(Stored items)
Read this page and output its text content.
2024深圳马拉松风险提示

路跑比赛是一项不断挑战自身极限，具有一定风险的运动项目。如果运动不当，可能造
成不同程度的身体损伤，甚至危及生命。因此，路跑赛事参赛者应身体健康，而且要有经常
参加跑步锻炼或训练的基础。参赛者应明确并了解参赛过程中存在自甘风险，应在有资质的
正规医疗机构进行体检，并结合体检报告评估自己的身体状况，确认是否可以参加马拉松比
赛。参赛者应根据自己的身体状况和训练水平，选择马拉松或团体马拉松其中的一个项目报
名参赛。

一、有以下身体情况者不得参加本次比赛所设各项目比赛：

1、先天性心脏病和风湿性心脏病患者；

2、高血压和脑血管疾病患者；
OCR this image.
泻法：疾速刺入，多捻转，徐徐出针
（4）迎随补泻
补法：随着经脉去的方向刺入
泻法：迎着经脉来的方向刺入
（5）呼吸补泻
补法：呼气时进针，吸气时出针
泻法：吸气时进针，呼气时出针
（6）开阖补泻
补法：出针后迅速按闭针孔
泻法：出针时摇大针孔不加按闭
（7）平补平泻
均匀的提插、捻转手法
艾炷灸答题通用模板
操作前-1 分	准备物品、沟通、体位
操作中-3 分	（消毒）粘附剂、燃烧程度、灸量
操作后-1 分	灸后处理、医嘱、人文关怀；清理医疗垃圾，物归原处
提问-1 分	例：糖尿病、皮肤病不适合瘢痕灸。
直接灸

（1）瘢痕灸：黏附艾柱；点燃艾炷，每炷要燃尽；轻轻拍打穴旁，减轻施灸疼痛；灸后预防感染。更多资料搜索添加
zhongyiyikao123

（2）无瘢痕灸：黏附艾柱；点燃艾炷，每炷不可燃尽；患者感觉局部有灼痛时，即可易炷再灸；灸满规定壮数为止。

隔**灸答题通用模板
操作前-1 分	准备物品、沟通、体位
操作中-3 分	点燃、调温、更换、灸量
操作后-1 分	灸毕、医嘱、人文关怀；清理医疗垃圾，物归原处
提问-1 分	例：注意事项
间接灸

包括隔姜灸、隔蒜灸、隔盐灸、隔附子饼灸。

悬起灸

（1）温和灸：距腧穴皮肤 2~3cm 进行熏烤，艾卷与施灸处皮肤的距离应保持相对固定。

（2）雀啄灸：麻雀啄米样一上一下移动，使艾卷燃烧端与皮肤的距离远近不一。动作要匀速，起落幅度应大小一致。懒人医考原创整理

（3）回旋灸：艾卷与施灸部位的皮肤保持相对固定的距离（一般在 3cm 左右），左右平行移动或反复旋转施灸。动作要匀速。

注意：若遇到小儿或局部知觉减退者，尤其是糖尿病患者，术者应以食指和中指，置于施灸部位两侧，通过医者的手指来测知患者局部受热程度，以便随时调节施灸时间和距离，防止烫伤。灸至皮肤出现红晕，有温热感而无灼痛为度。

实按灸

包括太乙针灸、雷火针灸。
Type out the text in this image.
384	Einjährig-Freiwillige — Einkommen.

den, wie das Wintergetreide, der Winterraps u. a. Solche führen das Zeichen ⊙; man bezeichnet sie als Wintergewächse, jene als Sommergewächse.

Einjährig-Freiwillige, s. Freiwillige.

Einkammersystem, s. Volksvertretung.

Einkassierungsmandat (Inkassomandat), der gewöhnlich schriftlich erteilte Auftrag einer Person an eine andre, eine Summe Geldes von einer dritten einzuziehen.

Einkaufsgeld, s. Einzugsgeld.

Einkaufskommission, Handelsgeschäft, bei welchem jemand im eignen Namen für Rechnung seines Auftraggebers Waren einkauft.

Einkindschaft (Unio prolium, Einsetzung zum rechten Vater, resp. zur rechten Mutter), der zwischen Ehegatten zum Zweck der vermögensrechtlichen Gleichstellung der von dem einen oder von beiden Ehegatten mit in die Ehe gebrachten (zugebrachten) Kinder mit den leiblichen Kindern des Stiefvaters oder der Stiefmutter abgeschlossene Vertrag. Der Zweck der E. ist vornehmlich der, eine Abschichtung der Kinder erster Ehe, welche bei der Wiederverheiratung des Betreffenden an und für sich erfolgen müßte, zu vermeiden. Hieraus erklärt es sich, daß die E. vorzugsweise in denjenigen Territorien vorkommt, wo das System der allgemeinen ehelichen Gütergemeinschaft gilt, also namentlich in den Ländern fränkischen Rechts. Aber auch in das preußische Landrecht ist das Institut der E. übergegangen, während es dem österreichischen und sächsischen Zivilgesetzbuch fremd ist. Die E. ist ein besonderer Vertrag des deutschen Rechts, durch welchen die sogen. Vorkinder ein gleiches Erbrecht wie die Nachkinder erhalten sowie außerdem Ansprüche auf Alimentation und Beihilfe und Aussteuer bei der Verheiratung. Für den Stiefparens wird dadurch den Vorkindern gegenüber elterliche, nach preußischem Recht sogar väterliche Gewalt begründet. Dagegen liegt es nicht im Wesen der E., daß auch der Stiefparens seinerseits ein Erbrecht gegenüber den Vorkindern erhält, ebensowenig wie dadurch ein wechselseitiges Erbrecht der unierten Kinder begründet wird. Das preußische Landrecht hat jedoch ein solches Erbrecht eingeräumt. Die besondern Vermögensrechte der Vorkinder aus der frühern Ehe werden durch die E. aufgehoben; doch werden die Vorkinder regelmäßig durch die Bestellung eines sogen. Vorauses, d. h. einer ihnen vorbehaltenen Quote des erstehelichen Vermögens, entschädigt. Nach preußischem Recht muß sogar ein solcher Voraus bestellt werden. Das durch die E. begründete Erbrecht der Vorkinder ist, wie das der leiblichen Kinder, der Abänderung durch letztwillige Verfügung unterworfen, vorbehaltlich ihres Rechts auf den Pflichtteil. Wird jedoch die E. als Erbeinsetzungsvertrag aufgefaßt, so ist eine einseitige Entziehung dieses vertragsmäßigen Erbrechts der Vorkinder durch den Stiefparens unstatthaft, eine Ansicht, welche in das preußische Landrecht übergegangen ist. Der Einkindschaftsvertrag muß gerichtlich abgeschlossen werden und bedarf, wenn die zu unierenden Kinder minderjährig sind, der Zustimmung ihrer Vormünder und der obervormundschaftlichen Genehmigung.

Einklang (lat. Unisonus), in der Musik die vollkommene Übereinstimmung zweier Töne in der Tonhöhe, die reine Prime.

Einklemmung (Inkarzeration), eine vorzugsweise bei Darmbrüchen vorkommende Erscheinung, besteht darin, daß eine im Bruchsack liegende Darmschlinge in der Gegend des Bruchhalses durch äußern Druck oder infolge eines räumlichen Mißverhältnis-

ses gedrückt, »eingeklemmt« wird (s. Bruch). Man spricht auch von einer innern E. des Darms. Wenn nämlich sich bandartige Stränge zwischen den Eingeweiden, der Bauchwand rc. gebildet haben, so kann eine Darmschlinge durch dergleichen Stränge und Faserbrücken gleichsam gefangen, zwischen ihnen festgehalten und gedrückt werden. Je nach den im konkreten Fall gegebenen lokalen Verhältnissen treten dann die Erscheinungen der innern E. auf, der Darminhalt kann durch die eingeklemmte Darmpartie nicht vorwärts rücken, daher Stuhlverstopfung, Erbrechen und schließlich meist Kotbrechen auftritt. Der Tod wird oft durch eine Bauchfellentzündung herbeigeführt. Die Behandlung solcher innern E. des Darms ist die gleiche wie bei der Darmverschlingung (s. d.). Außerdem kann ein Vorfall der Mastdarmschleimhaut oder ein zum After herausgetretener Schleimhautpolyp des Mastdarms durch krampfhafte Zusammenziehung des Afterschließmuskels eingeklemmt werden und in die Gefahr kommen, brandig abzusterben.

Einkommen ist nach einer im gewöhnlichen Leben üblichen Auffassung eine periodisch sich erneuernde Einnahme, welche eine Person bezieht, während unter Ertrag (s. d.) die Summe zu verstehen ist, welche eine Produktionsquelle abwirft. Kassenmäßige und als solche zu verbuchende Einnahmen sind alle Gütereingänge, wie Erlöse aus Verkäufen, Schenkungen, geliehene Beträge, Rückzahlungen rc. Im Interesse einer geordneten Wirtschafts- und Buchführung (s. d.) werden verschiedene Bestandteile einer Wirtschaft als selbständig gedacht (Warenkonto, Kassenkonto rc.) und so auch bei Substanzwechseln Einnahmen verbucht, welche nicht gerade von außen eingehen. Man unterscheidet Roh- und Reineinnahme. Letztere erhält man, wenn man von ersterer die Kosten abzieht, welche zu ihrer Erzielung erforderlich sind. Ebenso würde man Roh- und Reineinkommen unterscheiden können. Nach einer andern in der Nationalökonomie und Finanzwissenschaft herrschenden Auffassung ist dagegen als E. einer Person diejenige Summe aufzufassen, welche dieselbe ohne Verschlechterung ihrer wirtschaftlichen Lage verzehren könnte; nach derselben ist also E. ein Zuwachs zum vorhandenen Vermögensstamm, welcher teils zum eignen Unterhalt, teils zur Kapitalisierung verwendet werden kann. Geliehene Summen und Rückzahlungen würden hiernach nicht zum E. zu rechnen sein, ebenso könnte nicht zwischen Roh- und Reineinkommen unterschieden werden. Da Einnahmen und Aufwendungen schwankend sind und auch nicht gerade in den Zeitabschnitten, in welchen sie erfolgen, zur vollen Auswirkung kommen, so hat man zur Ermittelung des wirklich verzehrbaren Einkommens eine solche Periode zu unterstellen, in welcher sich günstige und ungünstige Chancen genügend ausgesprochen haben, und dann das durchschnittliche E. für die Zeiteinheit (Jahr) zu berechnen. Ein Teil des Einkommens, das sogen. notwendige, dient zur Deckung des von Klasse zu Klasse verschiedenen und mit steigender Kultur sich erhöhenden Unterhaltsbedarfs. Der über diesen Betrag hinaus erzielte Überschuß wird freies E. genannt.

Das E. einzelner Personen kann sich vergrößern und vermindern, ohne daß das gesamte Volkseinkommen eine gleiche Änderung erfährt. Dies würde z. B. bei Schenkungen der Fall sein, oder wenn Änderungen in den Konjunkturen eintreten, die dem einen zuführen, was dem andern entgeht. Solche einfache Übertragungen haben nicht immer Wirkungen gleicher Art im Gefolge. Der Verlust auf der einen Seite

(Exercise) Which lines hold the word "黏附艾柱"? Show each one.

(Solved problem)
（1）瘢痕灸：黏附艾柱；点燃艾炷，每炷要燃尽；轻轻拍打穴旁，减轻施灸疼痛；灸后预防感染。更多资料搜索添加
（2）无瘢痕灸：黏附艾柱；点燃艾炷，每炷不可燃尽；患者感觉局部有灼痛时，即可易炷再灸；灸满规定壮数为止。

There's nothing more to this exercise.